▶ _Record extracts_:
------------------------

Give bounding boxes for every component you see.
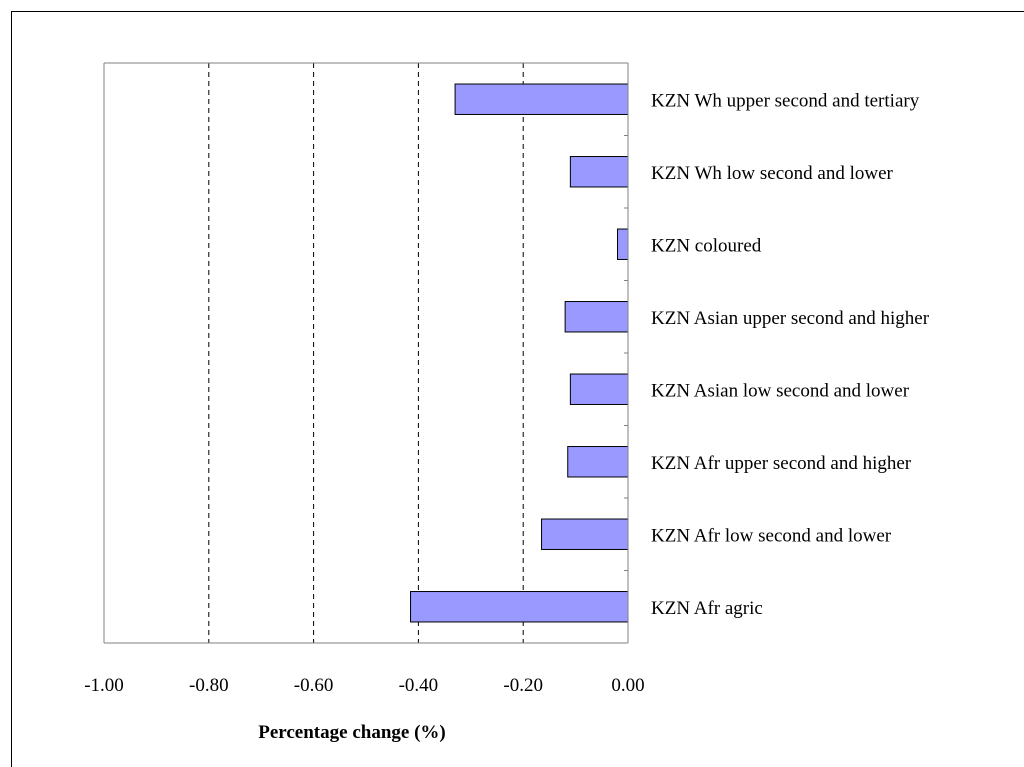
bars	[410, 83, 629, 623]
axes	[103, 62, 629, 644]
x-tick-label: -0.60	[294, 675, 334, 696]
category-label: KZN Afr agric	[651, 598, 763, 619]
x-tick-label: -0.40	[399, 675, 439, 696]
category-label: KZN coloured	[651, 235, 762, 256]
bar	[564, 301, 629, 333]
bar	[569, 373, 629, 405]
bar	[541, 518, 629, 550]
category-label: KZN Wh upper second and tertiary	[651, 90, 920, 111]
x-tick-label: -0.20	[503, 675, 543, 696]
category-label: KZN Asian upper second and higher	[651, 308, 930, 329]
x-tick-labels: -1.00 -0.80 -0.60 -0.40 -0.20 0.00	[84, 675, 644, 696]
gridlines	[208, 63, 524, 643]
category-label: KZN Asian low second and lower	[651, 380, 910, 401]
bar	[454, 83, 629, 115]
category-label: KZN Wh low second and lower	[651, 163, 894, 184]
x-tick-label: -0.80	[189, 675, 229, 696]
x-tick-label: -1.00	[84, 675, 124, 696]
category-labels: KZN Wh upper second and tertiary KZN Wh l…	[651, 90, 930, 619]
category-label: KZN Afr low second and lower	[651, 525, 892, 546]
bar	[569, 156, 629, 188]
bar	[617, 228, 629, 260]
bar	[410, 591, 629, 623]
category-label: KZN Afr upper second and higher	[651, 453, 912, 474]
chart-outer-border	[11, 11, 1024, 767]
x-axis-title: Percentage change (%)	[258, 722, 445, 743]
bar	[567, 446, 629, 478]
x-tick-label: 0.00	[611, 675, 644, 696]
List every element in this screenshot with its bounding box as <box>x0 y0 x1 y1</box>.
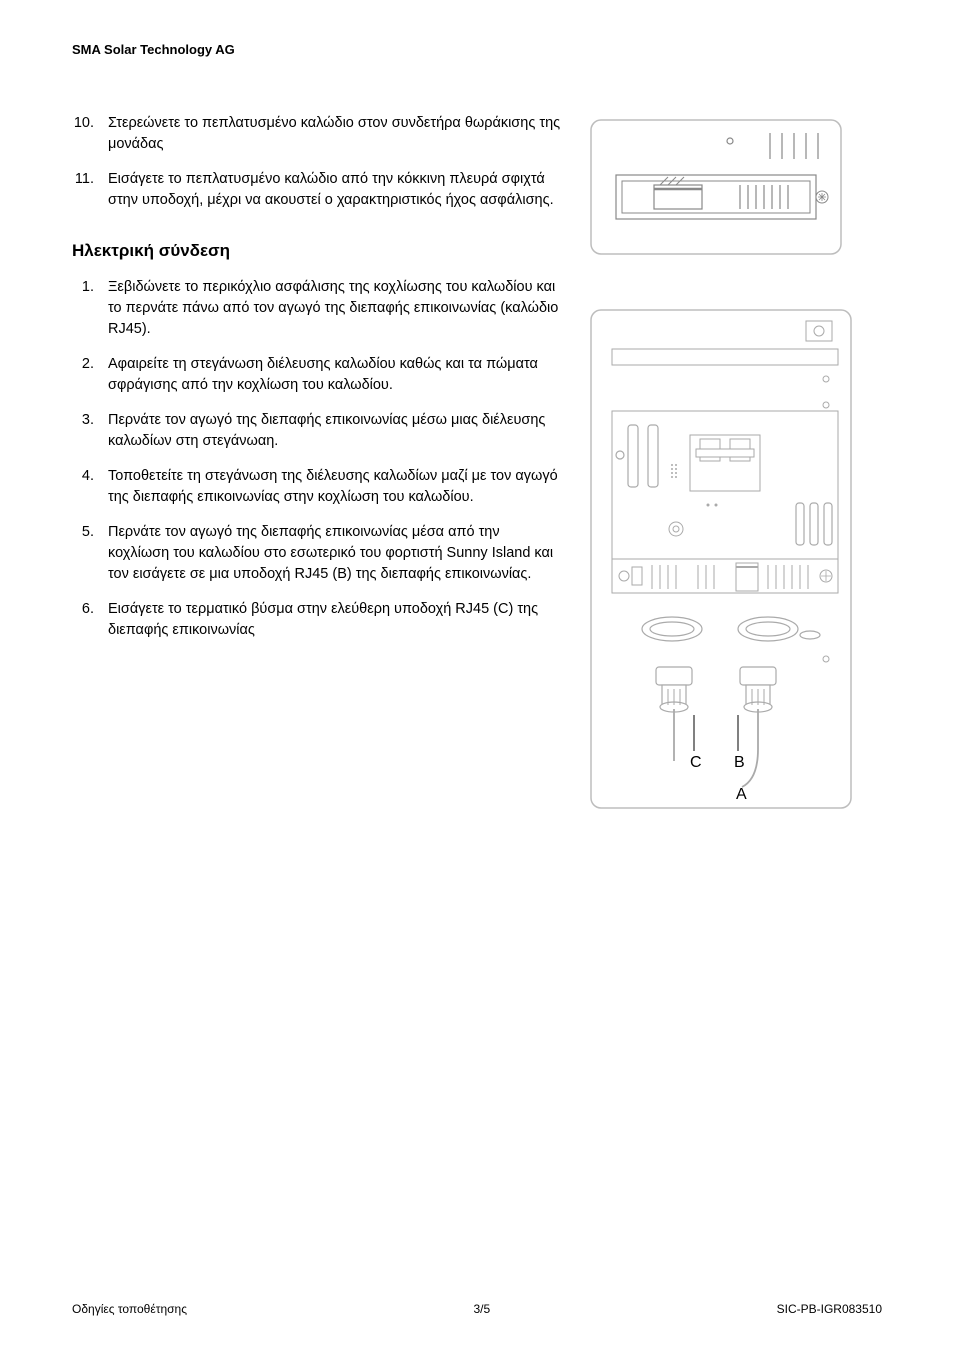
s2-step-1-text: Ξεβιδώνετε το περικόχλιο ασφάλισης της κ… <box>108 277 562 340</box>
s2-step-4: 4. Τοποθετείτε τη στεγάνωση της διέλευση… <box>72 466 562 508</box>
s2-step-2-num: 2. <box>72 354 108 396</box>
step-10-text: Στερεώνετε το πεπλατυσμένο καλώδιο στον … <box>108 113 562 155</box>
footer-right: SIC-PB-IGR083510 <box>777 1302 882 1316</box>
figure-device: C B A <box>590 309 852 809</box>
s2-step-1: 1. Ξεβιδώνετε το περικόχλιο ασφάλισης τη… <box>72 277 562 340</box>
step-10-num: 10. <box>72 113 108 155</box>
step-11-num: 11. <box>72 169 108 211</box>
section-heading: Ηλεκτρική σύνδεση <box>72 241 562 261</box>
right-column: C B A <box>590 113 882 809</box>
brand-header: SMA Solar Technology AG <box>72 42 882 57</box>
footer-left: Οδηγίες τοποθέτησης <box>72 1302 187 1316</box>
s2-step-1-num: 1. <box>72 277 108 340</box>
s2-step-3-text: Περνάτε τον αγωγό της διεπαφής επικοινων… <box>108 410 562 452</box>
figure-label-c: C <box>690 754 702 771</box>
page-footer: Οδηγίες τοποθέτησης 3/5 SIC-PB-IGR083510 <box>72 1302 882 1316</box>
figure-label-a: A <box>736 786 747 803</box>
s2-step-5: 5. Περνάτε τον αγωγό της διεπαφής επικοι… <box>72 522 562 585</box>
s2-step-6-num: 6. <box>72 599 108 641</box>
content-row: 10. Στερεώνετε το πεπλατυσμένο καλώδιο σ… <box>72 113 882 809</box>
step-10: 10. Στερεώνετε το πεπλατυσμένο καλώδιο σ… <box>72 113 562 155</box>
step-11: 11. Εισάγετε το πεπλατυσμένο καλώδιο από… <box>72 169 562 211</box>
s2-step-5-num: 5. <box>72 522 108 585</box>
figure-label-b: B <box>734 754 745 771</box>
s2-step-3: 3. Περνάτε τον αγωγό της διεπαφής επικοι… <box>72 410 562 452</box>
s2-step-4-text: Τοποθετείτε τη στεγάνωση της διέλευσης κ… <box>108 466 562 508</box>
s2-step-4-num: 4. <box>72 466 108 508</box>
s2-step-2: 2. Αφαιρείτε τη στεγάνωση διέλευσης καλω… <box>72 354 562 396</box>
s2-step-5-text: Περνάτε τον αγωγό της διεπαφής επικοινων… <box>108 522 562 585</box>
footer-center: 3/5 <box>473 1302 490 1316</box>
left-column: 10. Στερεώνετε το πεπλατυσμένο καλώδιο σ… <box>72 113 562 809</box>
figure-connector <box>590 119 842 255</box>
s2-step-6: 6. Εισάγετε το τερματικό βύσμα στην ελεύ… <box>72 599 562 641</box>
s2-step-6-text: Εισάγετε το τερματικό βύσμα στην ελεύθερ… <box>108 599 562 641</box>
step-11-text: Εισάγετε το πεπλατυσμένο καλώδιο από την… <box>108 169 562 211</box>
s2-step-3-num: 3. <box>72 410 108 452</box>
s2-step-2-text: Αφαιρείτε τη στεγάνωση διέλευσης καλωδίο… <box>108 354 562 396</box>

------------------------

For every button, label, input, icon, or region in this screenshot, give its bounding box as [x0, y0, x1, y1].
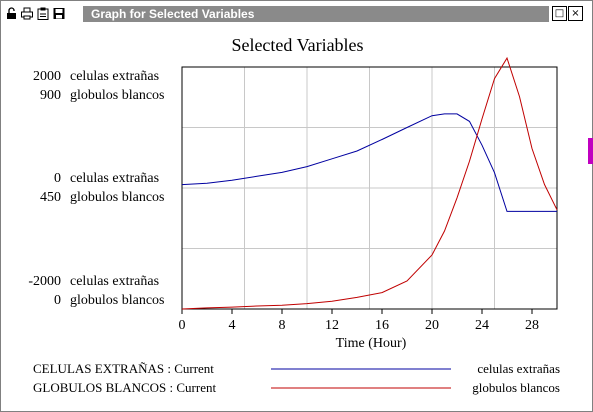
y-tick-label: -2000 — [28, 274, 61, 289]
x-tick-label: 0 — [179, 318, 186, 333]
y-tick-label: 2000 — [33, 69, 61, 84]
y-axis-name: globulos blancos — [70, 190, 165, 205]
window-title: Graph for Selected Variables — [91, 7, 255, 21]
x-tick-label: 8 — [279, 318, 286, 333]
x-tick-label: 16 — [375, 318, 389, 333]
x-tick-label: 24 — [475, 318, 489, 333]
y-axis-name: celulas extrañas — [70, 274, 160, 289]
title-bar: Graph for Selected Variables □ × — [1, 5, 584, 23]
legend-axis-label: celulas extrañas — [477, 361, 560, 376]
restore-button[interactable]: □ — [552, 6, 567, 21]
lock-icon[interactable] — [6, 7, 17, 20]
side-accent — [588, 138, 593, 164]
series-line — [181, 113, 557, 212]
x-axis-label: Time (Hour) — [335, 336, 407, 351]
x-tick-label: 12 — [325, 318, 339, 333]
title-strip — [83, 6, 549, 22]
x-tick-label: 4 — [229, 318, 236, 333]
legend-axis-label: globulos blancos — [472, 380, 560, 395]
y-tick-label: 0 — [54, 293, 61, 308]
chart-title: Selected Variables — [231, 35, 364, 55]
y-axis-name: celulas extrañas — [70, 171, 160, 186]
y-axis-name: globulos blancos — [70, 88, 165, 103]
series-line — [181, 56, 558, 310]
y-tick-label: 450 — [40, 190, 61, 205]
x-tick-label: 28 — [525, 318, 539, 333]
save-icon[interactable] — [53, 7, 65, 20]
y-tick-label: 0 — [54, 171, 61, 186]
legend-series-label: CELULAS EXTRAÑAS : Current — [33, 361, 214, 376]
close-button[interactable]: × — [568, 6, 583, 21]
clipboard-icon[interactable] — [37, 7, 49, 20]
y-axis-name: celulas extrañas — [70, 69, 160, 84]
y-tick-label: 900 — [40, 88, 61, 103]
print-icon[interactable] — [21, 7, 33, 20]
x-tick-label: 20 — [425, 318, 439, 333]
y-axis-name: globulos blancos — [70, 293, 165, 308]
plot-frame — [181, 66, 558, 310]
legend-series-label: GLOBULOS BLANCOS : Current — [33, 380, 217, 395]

------------------------

▶ _Objective_: Reproduce without alteration all items from the line containing "Give bounding boxes" down to the line containing "List every element", both lines included. Omit the picture from your answer.

▶ _Solution for this problem_:
Give bounding boxes for every component you see.
bars	[410, 83, 629, 623]
axes	[103, 62, 629, 644]
x-tick-label: -0.60	[294, 675, 334, 696]
category-label: KZN Afr agric	[651, 598, 763, 619]
x-tick-label: -0.40	[399, 675, 439, 696]
category-label: KZN coloured	[651, 235, 762, 256]
bar	[564, 301, 629, 333]
bar	[569, 373, 629, 405]
bar	[541, 518, 629, 550]
category-label: KZN Wh upper second and tertiary	[651, 90, 920, 111]
x-tick-label: -0.20	[503, 675, 543, 696]
category-label: KZN Asian upper second and higher	[651, 308, 930, 329]
x-tick-labels: -1.00 -0.80 -0.60 -0.40 -0.20 0.00	[84, 675, 644, 696]
gridlines	[208, 63, 524, 643]
category-label: KZN Asian low second and lower	[651, 380, 910, 401]
bar	[454, 83, 629, 115]
category-label: KZN Wh low second and lower	[651, 163, 894, 184]
x-tick-label: -0.80	[189, 675, 229, 696]
x-tick-label: -1.00	[84, 675, 124, 696]
category-labels: KZN Wh upper second and tertiary KZN Wh l…	[651, 90, 930, 619]
category-label: KZN Afr low second and lower	[651, 525, 892, 546]
bar	[569, 156, 629, 188]
bar	[617, 228, 629, 260]
bar	[410, 591, 629, 623]
category-label: KZN Afr upper second and higher	[651, 453, 912, 474]
chart-outer-border	[11, 11, 1024, 767]
x-axis-title: Percentage change (%)	[258, 722, 445, 743]
bar	[567, 446, 629, 478]
x-tick-label: 0.00	[611, 675, 644, 696]
List every element in this screenshot with its bounding box as <box>x0 y0 x1 y1</box>.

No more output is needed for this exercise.